> **JOB**: Output every line of the data exactly as it appears.

____

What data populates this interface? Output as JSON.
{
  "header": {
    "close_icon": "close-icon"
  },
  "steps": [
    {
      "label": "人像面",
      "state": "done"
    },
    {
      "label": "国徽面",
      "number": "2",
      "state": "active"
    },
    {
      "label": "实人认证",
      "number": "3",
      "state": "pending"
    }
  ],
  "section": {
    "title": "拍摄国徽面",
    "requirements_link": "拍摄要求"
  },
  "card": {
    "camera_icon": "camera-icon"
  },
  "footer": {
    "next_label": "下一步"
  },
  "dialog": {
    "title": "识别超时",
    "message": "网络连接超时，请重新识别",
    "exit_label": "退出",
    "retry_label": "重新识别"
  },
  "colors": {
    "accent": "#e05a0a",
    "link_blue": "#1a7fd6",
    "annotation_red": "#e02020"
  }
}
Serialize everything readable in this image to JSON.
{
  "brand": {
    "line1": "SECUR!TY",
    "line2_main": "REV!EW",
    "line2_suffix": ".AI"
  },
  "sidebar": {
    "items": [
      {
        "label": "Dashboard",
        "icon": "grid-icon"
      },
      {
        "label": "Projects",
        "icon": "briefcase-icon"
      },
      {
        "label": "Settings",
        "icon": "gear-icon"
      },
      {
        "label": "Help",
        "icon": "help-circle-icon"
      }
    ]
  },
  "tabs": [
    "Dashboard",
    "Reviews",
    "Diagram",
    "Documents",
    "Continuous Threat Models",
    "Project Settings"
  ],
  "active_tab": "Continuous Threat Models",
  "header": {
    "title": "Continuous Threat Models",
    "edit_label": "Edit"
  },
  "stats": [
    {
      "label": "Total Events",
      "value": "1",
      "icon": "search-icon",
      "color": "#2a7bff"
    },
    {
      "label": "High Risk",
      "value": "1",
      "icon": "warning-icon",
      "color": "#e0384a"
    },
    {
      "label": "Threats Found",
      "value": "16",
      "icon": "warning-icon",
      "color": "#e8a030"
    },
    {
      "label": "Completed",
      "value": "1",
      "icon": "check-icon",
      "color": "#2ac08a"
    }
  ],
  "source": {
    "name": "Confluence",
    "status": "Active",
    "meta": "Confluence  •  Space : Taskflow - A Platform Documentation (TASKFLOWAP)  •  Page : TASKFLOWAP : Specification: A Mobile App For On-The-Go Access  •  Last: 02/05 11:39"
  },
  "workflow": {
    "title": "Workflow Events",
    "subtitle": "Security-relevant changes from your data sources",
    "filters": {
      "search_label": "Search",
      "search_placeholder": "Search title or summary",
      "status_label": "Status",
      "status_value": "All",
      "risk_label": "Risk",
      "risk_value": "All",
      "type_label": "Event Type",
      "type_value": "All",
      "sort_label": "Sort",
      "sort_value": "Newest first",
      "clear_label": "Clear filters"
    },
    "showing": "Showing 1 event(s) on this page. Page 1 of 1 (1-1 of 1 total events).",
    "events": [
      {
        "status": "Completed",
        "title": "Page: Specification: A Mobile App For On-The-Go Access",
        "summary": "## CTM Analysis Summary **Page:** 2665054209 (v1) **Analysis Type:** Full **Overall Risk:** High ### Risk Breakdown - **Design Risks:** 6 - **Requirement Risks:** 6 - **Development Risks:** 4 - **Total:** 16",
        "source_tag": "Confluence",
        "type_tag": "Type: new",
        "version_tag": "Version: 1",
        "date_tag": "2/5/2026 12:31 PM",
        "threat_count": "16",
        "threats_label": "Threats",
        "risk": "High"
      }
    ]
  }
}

____

> **SOLVED PROBLEM**:
What data populates this interface? Output as JSON.
{
  "header": {
    "close_icon": "close-icon"
  },
  "steps": [
    {
      "label": "人像面",
      "state": "done"
    },
    {
      "label": "国徽面",
      "number": "2",
      "state": "active"
    },
    {
      "label": "实人认证",
      "number": "3",
      "state": "pending"
    }
  ],
  "section": {
    "title": "拍摄国徽面",
    "requirements_link": "拍摄要求"
  },
  "card": {
    "camera_icon": "camera-icon"
  },
  "footer": {
    "next_label": "下一步"
  },
  "dialog": {
    "title": "识别超时",
    "message": "网络连接超时，请重新识别",
    "exit_label": "退出",
    "retry_label": "重新识别"
  },
  "colors": {
    "accent": "#e05a0a",
    "link_blue": "#1a7fd6",
    "annotation_red": "#e02020"
  }
}
Serialize everything readable in this image to JSON.
{
  "brand": {
    "line1": "SECUR!TY",
    "line2_main": "REV!EW",
    "line2_suffix": ".AI"
  },
  "sidebar": {
    "items": [
      {
        "label": "Dashboard",
        "icon": "grid-icon"
      },
      {
        "label": "Projects",
        "icon": "briefcase-icon"
      },
      {
        "label": "Settings",
        "icon": "gear-icon"
      },
      {
        "label": "Help",
        "icon": "help-circle-icon"
      }
    ]
  },
  "tabs": [
    "Dashboard",
    "Reviews",
    "Diagram",
    "Documents",
    "Continuous Threat Models",
    "Project Settings"
  ],
  "active_tab": "Continuous Threat Models",
  "header": {
    "title": "Continuous Threat Models",
    "edit_label": "Edit"
  },
  "stats": [
    {
      "label": "Total Events",
      "value": "1",
      "icon": "search-icon",
      "color": "#2a7bff"
    },
    {
      "label": "High Risk",
      "value": "1",
      "icon": "warning-icon",
      "color": "#e0384a"
    },
    {
      "label": "Threats Found",
      "value": "16",
      "icon": "warning-icon",
      "color": "#e8a030"
    },
    {
      "label": "Completed",
      "value": "1",
      "icon": "check-icon",
      "color": "#2ac08a"
    }
  ],
  "source": {
    "name": "Confluence",
    "status": "Active",
    "meta": "Confluence  •  Space : Taskflow - A Platform Documentation (TASKFLOWAP)  •  Page : TASKFLOWAP : Specification: A Mobile App For On-The-Go Access  •  Last: 02/05 11:39"
  },
  "workflow": {
    "title": "Workflow Events",
    "subtitle": "Security-relevant changes from your data sources",
    "filters": {
      "search_label": "Search",
      "search_placeholder": "Search title or summary",
      "status_label": "Status",
      "status_value": "All",
      "risk_label": "Risk",
      "risk_value": "All",
      "type_label": "Event Type",
      "type_value": "All",
      "sort_label": "Sort",
      "sort_value": "Newest first",
      "clear_label": "Clear filters"
    },
    "showing": "Showing 1 event(s) on this page. Page 1 of 1 (1-1 of 1 total events).",
    "events": [
      {
        "status": "Completed",
        "title": "Page: Specification: A Mobile App For On-The-Go Access",
        "summary": "## CTM Analysis Summary **Page:** 2665054209 (v1) **Analysis Type:** Full **Overall Risk:** High ### Risk Breakdown - **Design Risks:** 6 - **Requirement Risks:** 6 - **Development Risks:** 4 - **Total:** 16",
        "source_tag": "Confluence",
        "type_tag": "Type: new",
        "version_tag": "Version: 1",
        "date_tag": "2/5/2026 12:31 PM",
        "threat_count": "16",
        "threats_label": "Threats",
        "risk": "High"
      }
    ]
  }
}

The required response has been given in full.